> **Do this**:
Extract the lines that hold the string "columns".

= = = =

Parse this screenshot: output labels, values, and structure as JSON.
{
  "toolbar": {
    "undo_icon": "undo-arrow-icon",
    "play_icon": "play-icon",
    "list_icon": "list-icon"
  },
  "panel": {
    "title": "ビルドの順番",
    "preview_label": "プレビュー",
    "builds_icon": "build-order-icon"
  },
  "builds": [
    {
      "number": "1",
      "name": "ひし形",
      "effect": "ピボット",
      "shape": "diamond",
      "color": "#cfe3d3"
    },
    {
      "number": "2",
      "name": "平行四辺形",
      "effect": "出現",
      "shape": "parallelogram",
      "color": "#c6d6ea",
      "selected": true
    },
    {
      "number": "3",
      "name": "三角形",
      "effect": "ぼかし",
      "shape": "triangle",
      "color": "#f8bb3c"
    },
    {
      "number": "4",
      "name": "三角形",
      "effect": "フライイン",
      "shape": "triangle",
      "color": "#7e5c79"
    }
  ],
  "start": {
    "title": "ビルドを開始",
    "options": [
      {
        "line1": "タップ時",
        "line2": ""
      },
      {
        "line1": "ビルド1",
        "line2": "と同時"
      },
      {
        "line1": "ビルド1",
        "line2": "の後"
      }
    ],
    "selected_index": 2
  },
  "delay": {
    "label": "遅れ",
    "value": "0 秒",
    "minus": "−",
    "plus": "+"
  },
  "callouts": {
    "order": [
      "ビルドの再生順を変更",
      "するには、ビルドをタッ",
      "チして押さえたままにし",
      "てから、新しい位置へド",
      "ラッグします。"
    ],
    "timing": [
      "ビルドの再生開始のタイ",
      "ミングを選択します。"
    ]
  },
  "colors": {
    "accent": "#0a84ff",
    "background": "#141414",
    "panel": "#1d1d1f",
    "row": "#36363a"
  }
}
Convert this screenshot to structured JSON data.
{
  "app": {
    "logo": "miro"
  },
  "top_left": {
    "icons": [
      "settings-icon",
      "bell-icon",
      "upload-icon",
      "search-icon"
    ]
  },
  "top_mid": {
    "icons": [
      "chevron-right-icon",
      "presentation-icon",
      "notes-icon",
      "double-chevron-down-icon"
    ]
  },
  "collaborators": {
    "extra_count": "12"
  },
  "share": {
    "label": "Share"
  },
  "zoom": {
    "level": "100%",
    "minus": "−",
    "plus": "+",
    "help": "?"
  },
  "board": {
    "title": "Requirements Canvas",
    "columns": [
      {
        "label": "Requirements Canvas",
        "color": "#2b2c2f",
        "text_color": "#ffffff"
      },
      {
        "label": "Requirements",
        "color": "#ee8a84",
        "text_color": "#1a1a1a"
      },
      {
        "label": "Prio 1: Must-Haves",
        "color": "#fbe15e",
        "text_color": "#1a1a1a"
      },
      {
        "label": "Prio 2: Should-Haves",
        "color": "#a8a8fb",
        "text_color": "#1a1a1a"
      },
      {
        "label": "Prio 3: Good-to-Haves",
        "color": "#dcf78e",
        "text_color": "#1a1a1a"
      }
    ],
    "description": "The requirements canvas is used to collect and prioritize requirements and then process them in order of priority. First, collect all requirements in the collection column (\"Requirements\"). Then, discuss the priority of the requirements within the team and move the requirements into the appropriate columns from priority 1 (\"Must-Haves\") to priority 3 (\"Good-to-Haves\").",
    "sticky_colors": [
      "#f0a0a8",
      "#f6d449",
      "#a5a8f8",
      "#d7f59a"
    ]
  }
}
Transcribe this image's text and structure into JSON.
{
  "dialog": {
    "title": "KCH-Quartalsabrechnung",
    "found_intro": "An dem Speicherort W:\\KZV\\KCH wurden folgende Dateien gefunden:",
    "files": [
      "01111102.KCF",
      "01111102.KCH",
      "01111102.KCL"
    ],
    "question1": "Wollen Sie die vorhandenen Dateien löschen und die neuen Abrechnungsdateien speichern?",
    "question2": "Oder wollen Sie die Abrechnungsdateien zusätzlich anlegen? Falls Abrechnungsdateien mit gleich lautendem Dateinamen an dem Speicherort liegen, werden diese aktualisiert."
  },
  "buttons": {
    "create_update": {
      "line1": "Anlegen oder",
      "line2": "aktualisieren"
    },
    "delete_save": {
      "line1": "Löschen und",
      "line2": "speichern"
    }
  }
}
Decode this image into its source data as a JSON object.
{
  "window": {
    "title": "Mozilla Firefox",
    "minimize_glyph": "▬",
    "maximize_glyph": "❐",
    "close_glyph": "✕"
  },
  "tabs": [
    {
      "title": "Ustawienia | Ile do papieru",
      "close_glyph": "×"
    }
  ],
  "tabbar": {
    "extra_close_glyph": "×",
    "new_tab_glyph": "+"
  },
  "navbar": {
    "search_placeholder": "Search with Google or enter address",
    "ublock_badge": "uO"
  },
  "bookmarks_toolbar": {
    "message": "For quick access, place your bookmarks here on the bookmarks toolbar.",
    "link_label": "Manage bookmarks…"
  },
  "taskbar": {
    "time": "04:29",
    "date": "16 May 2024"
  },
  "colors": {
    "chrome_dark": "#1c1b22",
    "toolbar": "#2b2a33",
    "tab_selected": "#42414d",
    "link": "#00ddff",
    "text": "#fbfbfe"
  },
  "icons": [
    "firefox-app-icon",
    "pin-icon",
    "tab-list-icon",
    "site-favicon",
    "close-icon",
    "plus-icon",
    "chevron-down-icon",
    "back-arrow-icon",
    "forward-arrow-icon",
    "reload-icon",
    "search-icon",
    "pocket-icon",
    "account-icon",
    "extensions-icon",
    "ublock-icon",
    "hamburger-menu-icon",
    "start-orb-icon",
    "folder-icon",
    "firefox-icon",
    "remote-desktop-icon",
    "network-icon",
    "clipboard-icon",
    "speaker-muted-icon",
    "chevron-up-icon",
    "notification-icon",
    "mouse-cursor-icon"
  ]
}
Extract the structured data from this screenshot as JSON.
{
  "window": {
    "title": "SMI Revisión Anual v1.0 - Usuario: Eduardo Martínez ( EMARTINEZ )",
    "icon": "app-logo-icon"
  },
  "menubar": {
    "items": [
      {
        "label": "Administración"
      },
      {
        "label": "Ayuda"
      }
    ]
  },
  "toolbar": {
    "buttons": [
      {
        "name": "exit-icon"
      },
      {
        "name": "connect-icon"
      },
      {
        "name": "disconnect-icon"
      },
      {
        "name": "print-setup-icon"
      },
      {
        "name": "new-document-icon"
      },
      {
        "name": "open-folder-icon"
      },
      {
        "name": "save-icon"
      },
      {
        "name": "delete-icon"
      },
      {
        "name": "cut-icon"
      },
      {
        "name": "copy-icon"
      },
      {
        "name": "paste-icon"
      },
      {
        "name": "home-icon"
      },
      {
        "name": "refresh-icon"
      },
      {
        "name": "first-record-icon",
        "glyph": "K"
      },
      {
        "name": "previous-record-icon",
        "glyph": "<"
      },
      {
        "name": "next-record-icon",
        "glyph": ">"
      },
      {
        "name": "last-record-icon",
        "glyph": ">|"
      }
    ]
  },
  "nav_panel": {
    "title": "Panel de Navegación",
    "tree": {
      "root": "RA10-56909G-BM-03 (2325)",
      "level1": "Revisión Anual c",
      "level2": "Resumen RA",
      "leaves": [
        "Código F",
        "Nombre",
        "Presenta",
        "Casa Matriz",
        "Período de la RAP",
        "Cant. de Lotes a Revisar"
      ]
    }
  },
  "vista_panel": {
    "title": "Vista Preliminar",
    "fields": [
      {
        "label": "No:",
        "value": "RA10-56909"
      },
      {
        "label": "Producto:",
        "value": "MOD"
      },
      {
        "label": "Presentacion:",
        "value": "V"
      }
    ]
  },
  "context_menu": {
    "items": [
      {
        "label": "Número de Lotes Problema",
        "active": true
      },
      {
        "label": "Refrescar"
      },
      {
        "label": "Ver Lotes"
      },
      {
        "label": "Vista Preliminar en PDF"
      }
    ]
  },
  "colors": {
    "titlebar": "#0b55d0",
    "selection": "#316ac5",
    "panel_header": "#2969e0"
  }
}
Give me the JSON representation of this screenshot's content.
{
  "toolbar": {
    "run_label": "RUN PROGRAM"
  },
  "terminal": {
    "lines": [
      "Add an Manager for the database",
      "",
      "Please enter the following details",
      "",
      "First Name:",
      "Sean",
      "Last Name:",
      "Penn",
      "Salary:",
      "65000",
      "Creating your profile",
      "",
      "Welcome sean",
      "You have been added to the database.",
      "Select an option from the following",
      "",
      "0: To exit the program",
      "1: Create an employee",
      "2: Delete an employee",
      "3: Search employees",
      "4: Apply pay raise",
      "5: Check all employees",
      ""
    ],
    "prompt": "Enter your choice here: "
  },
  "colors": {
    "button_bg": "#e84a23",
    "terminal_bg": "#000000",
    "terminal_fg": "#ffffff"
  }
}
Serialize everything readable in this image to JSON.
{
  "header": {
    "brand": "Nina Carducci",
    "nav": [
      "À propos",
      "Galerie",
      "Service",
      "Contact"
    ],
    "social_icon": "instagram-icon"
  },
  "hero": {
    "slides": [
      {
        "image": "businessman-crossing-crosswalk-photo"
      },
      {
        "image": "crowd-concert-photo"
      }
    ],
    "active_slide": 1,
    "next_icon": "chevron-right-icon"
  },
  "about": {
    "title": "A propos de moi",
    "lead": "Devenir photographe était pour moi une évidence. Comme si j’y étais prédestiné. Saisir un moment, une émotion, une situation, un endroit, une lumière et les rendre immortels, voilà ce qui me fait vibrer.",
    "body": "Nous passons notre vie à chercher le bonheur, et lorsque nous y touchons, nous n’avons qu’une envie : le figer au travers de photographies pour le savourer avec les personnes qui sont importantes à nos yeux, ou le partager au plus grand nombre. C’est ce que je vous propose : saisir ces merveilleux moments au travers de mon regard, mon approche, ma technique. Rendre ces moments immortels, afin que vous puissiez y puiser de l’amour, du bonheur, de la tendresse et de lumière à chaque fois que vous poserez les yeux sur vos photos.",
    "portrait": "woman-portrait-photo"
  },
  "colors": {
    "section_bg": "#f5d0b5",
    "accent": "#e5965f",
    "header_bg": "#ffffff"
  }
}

= = = =

> **Answer for this exercise**:
    "columns": [
    "description": "The requirements canvas is used to collect and prioritize requirements and then process them in order of priority. First, collect all requirements in the collection column (\"Requirements\"). Then, discuss the priority of the requirements within the team and move the requirements into the appropriate columns from priority 1 (\"Must-Haves\") to priority 3 (\"Good-to-Haves\").",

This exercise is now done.